■ **EXERCISE DESCRIPTION**: From the data that follows, copy every line holding the string "this".
>>
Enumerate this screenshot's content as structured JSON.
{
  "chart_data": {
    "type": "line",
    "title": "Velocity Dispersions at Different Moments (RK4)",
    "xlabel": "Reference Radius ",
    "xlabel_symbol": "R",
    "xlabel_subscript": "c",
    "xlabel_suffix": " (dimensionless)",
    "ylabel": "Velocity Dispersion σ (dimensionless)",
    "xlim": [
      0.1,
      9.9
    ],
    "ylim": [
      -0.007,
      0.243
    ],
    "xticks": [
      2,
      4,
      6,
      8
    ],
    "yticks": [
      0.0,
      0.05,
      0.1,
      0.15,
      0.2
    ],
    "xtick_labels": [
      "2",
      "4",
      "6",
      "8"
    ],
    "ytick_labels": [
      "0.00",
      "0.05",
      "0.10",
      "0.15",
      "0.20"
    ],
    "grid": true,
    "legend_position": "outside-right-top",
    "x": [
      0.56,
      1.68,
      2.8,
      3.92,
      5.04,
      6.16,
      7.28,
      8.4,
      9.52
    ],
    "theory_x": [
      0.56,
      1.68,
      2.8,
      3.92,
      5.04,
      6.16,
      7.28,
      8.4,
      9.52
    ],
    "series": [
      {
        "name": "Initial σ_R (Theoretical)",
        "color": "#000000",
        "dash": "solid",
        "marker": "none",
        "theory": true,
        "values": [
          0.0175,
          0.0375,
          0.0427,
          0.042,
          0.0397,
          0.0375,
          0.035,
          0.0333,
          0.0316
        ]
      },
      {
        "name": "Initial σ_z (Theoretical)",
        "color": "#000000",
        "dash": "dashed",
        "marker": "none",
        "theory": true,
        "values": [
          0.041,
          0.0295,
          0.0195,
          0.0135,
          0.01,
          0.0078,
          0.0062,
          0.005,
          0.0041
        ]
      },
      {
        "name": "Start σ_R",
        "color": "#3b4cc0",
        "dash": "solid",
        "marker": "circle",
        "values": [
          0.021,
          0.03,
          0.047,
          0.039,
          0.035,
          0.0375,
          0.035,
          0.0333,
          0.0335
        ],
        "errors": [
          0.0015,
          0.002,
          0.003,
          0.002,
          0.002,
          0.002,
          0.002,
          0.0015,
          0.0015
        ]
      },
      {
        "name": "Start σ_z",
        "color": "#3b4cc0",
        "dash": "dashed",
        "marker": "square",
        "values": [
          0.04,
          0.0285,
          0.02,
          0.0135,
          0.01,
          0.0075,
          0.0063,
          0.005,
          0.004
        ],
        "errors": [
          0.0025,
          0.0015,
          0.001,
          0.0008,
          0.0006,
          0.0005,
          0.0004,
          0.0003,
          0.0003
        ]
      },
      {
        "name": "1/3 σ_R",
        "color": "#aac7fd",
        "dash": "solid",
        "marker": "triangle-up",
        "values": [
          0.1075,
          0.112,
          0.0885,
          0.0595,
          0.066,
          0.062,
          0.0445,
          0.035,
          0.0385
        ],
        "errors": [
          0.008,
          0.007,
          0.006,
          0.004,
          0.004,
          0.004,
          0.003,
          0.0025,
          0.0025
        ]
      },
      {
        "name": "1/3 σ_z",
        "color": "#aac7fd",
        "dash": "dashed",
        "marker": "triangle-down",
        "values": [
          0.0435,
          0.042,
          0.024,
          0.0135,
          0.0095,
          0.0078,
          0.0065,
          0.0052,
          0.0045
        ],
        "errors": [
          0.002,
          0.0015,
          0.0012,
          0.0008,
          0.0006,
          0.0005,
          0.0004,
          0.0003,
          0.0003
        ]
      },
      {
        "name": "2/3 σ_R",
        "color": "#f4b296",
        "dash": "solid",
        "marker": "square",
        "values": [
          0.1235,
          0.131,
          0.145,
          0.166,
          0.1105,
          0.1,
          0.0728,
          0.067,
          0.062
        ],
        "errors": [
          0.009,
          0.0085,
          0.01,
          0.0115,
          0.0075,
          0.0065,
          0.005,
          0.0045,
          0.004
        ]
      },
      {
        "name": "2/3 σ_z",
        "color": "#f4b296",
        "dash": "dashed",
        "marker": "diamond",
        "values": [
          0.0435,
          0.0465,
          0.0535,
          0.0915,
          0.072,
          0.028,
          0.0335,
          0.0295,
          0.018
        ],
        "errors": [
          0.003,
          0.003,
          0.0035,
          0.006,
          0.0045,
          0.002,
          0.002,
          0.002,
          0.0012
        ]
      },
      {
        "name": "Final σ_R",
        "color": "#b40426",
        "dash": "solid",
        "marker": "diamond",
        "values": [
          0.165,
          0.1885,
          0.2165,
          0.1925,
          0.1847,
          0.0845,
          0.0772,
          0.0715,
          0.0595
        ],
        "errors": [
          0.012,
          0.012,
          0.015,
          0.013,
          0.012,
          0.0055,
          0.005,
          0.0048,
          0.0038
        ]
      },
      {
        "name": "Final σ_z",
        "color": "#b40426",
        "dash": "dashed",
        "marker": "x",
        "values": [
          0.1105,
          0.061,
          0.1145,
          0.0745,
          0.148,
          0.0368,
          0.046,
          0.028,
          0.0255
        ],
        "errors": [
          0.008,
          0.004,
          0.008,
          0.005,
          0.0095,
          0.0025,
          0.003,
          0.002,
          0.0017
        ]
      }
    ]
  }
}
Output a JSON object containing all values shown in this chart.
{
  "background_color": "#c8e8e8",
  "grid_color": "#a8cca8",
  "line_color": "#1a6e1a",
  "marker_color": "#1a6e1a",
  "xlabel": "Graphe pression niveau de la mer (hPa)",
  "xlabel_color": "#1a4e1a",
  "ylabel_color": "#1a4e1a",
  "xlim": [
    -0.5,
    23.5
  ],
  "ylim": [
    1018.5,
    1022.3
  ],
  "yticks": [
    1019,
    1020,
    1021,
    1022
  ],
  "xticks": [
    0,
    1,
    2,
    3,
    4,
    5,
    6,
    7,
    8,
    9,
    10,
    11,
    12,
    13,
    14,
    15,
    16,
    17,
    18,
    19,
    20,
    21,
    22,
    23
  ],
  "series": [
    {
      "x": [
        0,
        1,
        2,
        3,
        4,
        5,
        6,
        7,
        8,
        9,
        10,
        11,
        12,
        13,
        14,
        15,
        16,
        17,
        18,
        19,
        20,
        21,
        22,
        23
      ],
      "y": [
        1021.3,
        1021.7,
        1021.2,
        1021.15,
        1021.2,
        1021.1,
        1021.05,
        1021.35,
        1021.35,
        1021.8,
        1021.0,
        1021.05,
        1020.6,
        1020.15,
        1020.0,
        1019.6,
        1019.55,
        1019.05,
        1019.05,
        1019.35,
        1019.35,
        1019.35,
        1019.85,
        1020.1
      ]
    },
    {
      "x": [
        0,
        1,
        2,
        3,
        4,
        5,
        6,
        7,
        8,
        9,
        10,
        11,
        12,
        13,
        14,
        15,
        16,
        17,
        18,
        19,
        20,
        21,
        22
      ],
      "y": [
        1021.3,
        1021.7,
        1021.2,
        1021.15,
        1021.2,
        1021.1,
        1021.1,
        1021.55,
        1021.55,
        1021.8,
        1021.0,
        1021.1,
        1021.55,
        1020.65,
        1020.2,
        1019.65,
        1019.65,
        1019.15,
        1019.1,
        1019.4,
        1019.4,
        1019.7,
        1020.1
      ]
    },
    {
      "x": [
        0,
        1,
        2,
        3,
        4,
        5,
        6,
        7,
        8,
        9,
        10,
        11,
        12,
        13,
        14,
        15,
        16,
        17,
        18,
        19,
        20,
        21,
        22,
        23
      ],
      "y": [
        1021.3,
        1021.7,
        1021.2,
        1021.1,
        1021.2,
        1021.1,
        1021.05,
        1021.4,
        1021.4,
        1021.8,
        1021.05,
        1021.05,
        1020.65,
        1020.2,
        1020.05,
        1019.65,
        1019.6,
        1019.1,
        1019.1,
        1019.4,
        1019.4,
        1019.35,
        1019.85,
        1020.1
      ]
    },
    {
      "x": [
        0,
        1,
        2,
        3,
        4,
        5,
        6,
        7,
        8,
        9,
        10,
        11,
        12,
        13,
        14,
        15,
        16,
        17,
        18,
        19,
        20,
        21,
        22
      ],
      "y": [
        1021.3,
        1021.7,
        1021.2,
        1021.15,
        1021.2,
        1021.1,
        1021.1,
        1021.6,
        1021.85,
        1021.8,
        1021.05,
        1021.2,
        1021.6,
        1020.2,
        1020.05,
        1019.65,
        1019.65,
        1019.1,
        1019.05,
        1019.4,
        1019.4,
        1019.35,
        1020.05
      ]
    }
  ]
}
<<
■ **SOLUTION BELOW**:
Enumerate this screenshot's content as structured JSON.
Output a JSON object containing all values shown in this chart.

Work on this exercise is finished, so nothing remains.